[start]
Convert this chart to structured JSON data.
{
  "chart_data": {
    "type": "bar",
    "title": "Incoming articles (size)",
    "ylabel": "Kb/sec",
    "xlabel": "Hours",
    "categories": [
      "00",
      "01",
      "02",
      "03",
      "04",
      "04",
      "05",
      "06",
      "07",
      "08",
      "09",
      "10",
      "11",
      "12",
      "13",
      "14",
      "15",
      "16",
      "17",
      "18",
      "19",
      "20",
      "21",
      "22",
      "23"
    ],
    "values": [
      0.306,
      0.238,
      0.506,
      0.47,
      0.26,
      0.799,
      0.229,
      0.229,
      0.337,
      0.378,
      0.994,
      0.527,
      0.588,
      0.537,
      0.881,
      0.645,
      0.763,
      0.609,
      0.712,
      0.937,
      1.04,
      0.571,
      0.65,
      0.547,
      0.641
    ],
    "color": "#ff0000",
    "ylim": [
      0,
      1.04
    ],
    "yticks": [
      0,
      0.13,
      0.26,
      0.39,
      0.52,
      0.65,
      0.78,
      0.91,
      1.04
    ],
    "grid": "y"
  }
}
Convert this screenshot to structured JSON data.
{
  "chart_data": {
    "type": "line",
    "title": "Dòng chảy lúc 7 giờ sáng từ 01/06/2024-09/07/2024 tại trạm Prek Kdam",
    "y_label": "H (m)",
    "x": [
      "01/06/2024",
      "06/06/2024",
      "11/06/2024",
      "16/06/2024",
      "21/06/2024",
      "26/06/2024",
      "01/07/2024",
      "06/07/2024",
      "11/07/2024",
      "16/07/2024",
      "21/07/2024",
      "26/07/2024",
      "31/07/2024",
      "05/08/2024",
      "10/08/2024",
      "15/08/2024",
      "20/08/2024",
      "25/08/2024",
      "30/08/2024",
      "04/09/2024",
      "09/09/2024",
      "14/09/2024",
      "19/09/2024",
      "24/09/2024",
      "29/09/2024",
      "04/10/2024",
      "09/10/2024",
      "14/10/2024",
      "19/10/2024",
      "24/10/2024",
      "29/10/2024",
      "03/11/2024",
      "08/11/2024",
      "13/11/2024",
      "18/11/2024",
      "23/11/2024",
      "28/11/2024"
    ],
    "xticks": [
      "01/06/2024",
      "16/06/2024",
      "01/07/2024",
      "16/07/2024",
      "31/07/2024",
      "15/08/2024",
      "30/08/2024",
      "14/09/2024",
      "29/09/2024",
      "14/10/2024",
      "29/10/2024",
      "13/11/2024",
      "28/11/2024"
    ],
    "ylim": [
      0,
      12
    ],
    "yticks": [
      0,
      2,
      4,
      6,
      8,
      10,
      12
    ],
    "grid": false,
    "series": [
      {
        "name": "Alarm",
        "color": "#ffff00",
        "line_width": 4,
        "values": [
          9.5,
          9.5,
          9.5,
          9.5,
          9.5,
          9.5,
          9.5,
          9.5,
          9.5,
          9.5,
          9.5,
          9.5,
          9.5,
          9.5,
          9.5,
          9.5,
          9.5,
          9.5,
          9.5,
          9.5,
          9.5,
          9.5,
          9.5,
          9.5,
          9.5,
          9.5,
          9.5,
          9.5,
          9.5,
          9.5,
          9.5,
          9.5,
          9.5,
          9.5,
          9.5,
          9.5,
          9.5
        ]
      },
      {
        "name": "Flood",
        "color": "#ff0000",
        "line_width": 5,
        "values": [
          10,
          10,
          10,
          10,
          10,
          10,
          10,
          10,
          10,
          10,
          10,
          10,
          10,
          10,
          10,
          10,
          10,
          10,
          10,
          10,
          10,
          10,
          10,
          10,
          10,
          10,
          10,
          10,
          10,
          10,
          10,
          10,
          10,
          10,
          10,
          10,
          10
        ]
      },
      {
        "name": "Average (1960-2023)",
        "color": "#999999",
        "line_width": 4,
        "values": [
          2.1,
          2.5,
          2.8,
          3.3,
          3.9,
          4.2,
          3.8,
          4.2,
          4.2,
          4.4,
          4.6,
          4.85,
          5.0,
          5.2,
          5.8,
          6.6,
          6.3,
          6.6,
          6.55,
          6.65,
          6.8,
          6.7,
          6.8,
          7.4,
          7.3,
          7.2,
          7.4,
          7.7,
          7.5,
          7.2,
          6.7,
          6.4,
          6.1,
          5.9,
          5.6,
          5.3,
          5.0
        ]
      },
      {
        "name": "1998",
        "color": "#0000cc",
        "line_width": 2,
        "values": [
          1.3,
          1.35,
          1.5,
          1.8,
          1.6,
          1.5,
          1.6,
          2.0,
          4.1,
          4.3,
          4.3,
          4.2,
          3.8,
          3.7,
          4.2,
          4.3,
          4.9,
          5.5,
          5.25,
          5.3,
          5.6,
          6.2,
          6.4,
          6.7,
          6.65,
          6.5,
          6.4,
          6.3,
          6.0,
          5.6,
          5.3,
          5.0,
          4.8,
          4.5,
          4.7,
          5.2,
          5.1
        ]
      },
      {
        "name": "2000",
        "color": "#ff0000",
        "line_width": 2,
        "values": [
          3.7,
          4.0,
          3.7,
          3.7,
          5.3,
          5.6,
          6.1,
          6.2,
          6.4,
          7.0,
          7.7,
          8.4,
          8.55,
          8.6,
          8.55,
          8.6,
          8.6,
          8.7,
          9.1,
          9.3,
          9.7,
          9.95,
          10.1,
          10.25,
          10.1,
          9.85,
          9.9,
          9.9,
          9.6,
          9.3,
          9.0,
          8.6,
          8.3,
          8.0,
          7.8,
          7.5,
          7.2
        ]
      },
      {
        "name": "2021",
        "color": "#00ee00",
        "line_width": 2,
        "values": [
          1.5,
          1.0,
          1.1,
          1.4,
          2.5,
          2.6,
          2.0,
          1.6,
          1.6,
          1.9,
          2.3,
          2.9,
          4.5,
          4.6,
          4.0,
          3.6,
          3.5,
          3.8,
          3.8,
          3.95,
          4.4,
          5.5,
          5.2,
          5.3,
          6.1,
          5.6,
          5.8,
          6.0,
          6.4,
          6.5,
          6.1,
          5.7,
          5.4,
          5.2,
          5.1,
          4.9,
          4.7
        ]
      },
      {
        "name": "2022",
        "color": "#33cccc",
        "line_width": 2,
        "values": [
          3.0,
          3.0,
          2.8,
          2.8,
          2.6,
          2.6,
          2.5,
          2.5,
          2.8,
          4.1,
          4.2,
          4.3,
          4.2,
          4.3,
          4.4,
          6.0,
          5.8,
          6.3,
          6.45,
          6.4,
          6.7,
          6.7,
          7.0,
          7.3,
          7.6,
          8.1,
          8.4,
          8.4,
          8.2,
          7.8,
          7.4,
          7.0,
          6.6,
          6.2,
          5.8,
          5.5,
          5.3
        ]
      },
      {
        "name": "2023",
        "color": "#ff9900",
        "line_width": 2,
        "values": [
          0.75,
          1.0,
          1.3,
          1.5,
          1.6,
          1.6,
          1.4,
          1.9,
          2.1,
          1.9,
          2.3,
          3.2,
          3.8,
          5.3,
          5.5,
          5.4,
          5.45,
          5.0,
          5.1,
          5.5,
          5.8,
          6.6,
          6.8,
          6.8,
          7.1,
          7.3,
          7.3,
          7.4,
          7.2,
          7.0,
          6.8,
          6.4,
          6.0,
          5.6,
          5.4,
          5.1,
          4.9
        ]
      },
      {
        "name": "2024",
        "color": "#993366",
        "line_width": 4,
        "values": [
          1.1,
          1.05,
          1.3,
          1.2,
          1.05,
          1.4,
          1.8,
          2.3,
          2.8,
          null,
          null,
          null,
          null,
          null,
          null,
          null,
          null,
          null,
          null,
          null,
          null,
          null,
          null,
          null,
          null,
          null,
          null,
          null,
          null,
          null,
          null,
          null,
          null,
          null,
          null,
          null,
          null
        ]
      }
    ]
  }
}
[end]
Restate the whole listing exactly.

Convert this chart to structured JSON data.
{
  "chart_data": {
    "type": "bar",
    "title": "Incoming articles (size)",
    "ylabel": "Kb/sec",
    "xlabel": "Hours",
    "categories": [
      "00",
      "01",
      "02",
      "03",
      "04",
      "04",
      "05",
      "06",
      "07",
      "08",
      "09",
      "10",
      "11",
      "12",
      "13",
      "14",
      "15",
      "16",
      "17",
      "18",
      "19",
      "20",
      "21",
      "22",
      "23"
    ],
    "values": [
      0.306,
      0.238,
      0.506,
      0.47,
      0.26,
      0.799,
      0.229,
      0.229,
      0.337,
      0.378,
      0.994,
      0.527,
      0.588,
      0.537,
      0.881,
      0.645,
      0.763,
      0.609,
      0.712,
      0.937,
      1.04,
      0.571,
      0.65,
      0.547,
      0.641
    ],
    "color": "#ff0000",
    "ylim": [
      0,
      1.04
    ],
    "yticks": [
      0,
      0.13,
      0.26,
      0.39,
      0.52,
      0.65,
      0.78,
      0.91,
      1.04
    ],
    "grid": "y"
  }
}
Convert this screenshot to structured JSON data.
{
  "chart_data": {
    "type": "line",
    "title": "Dòng chảy lúc 7 giờ sáng từ 01/06/2024-09/07/2024 tại trạm Prek Kdam",
    "y_label": "H (m)",
    "x": [
      "01/06/2024",
      "06/06/2024",
      "11/06/2024",
      "16/06/2024",
      "21/06/2024",
      "26/06/2024",
      "01/07/2024",
      "06/07/2024",
      "11/07/2024",
      "16/07/2024",
      "21/07/2024",
      "26/07/2024",
      "31/07/2024",
      "05/08/2024",
      "10/08/2024",
      "15/08/2024",
      "20/08/2024",
      "25/08/2024",
      "30/08/2024",
      "04/09/2024",
      "09/09/2024",
      "14/09/2024",
      "19/09/2024",
      "24/09/2024",
      "29/09/2024",
      "04/10/2024",
      "09/10/2024",
      "14/10/2024",
      "19/10/2024",
      "24/10/2024",
      "29/10/2024",
      "03/11/2024",
      "08/11/2024",
      "13/11/2024",
      "18/11/2024",
      "23/11/2024",
      "28/11/2024"
    ],
    "xticks": [
      "01/06/2024",
      "16/06/2024",
      "01/07/2024",
      "16/07/2024",
      "31/07/2024",
      "15/08/2024",
      "30/08/2024",
      "14/09/2024",
      "29/09/2024",
      "14/10/2024",
      "29/10/2024",
      "13/11/2024",
      "28/11/2024"
    ],
    "ylim": [
      0,
      12
    ],
    "yticks": [
      0,
      2,
      4,
      6,
      8,
      10,
      12
    ],
    "grid": false,
    "series": [
      {
        "name": "Alarm",
        "color": "#ffff00",
        "line_width": 4,
        "values": [
          9.5,
          9.5,
          9.5,
          9.5,
          9.5,
          9.5,
          9.5,
          9.5,
          9.5,
          9.5,
          9.5,
          9.5,
          9.5,
          9.5,
          9.5,
          9.5,
          9.5,
          9.5,
          9.5,
          9.5,
          9.5,
          9.5,
          9.5,
          9.5,
          9.5,
          9.5,
          9.5,
          9.5,
          9.5,
          9.5,
          9.5,
          9.5,
          9.5,
          9.5,
          9.5,
          9.5,
          9.5
        ]
      },
      {
        "name": "Flood",
        "color": "#ff0000",
        "line_width": 5,
        "values": [
          10,
          10,
          10,
          10,
          10,
          10,
          10,
          10,
          10,
          10,
          10,
          10,
          10,
          10,
          10,
          10,
          10,
          10,
          10,
          10,
          10,
          10,
          10,
          10,
          10,
          10,
          10,
          10,
          10,
          10,
          10,
          10,
          10,
          10,
          10,
          10,
          10
        ]
      },
      {
        "name": "Average (1960-2023)",
        "color": "#999999",
        "line_width": 4,
        "values": [
          2.1,
          2.5,
          2.8,
          3.3,
          3.9,
          4.2,
          3.8,
          4.2,
          4.2,
          4.4,
          4.6,
          4.85,
          5.0,
          5.2,
          5.8,
          6.6,
          6.3,
          6.6,
          6.55,
          6.65,
          6.8,
          6.7,
          6.8,
          7.4,
          7.3,
          7.2,
          7.4,
          7.7,
          7.5,
          7.2,
          6.7,
          6.4,
          6.1,
          5.9,
          5.6,
          5.3,
          5.0
        ]
      },
      {
        "name": "1998",
        "color": "#0000cc",
        "line_width": 2,
        "values": [
          1.3,
          1.35,
          1.5,
          1.8,
          1.6,
          1.5,
          1.6,
          2.0,
          4.1,
          4.3,
          4.3,
          4.2,
          3.8,
          3.7,
          4.2,
          4.3,
          4.9,
          5.5,
          5.25,
          5.3,
          5.6,
          6.2,
          6.4,
          6.7,
          6.65,
          6.5,
          6.4,
          6.3,
          6.0,
          5.6,
          5.3,
          5.0,
          4.8,
          4.5,
          4.7,
          5.2,
          5.1
        ]
      },
      {
        "name": "2000",
        "color": "#ff0000",
        "line_width": 2,
        "values": [
          3.7,
          4.0,
          3.7,
          3.7,
          5.3,
          5.6,
          6.1,
          6.2,
          6.4,
          7.0,
          7.7,
          8.4,
          8.55,
          8.6,
          8.55,
          8.6,
          8.6,
          8.7,
          9.1,
          9.3,
          9.7,
          9.95,
          10.1,
          10.25,
          10.1,
          9.85,
          9.9,
          9.9,
          9.6,
          9.3,
          9.0,
          8.6,
          8.3,
          8.0,
          7.8,
          7.5,
          7.2
        ]
      },
      {
        "name": "2021",
        "color": "#00ee00",
        "line_width": 2,
        "values": [
          1.5,
          1.0,
          1.1,
          1.4,
          2.5,
          2.6,
          2.0,
          1.6,
          1.6,
          1.9,
          2.3,
          2.9,
          4.5,
          4.6,
          4.0,
          3.6,
          3.5,
          3.8,
          3.8,
          3.95,
          4.4,
          5.5,
          5.2,
          5.3,
          6.1,
          5.6,
          5.8,
          6.0,
          6.4,
          6.5,
          6.1,
          5.7,
          5.4,
          5.2,
          5.1,
          4.9,
          4.7
        ]
      },
      {
        "name": "2022",
        "color": "#33cccc",
        "line_width": 2,
        "values": [
          3.0,
          3.0,
          2.8,
          2.8,
          2.6,
          2.6,
          2.5,
          2.5,
          2.8,
          4.1,
          4.2,
          4.3,
          4.2,
          4.3,
          4.4,
          6.0,
          5.8,
          6.3,
          6.45,
          6.4,
          6.7,
          6.7,
          7.0,
          7.3,
          7.6,
          8.1,
          8.4,
          8.4,
          8.2,
          7.8,
          7.4,
          7.0,
          6.6,
          6.2,
          5.8,
          5.5,
          5.3
        ]
      },
      {
        "name": "2023",
        "color": "#ff9900",
        "line_width": 2,
        "values": [
          0.75,
          1.0,
          1.3,
          1.5,
          1.6,
          1.6,
          1.4,
          1.9,
          2.1,
          1.9,
          2.3,
          3.2,
          3.8,
          5.3,
          5.5,
          5.4,
          5.45,
          5.0,
          5.1,
          5.5,
          5.8,
          6.6,
          6.8,
          6.8,
          7.1,
          7.3,
          7.3,
          7.4,
          7.2,
          7.0,
          6.8,
          6.4,
          6.0,
          5.6,
          5.4,
          5.1,
          4.9
        ]
      },
      {
        "name": "2024",
        "color": "#993366",
        "line_width": 4,
        "values": [
          1.1,
          1.05,
          1.3,
          1.2,
          1.05,
          1.4,
          1.8,
          2.3,
          2.8,
          null,
          null,
          null,
          null,
          null,
          null,
          null,
          null,
          null,
          null,
          null,
          null,
          null,
          null,
          null,
          null,
          null,
          null,
          null,
          null,
          null,
          null,
          null,
          null,
          null,
          null,
          null,
          null
        ]
      }
    ]
  }
}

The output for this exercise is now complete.